Set out every line bearing the string "经费支出决算表".
--- START OF Extracted data ---
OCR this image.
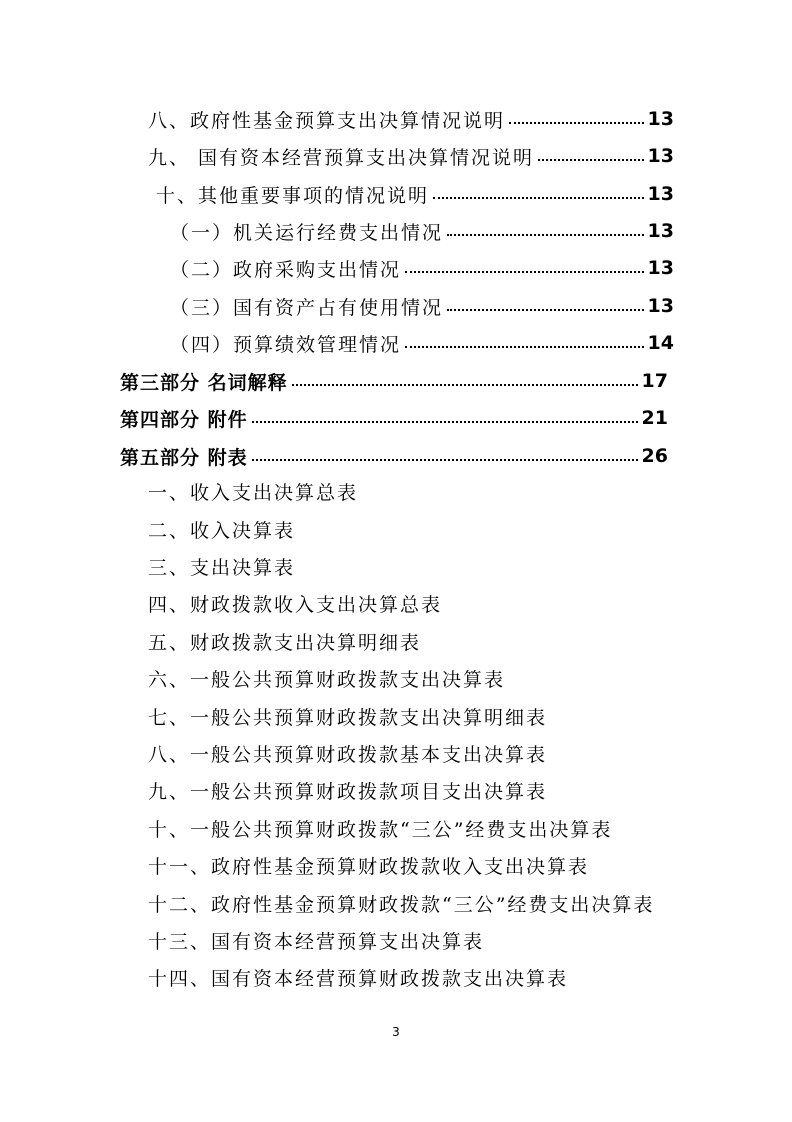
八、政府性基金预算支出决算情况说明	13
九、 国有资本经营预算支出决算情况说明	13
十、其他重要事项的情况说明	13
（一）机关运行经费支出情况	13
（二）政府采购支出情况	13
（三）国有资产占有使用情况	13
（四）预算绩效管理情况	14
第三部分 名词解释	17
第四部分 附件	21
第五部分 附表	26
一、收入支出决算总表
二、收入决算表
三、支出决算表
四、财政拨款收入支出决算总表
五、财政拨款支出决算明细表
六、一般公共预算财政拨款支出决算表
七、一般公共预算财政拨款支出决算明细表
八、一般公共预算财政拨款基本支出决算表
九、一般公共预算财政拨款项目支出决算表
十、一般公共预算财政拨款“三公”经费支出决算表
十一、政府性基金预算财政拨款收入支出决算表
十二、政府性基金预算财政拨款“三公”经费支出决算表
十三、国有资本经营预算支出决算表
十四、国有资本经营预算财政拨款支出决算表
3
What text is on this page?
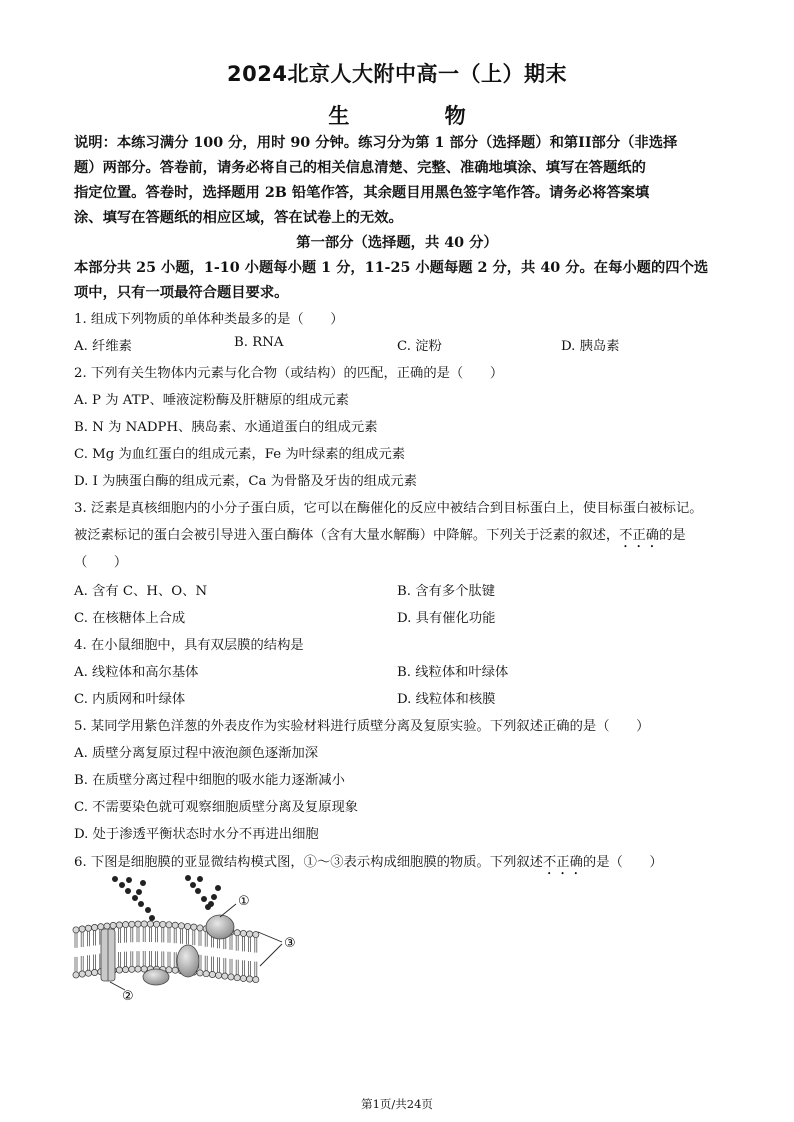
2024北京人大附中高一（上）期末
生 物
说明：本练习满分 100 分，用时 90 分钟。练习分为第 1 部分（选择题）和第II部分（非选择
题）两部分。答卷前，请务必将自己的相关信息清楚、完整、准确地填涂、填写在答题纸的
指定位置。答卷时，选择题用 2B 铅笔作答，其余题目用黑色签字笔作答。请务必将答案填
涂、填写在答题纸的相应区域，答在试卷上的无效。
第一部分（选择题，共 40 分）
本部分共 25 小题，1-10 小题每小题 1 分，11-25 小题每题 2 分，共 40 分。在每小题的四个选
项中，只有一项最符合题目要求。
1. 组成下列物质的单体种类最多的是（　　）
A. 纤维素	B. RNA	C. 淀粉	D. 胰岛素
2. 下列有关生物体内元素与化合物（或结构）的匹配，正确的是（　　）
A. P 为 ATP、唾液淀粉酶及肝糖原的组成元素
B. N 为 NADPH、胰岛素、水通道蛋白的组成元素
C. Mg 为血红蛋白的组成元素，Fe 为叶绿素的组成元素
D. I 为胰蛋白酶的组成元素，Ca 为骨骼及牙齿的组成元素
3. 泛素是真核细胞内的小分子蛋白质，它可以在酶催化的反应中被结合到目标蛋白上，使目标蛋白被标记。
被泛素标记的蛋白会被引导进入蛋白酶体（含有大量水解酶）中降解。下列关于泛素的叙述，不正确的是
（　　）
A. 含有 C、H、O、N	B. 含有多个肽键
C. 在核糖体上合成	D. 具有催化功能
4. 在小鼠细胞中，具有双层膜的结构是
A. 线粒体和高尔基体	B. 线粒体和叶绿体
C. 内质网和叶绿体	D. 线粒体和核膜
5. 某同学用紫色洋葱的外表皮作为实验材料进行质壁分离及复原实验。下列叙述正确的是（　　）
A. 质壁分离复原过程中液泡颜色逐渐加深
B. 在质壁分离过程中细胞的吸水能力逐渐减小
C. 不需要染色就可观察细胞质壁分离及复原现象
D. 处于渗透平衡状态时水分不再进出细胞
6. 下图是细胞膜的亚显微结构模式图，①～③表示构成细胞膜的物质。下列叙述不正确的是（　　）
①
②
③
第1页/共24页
--- END OF Extracted data ---
_Final result:_
十、一般公共预算财政拨款“三公”经费支出决算表
十二、政府性基金预算财政拨款“三公”经费支出决算表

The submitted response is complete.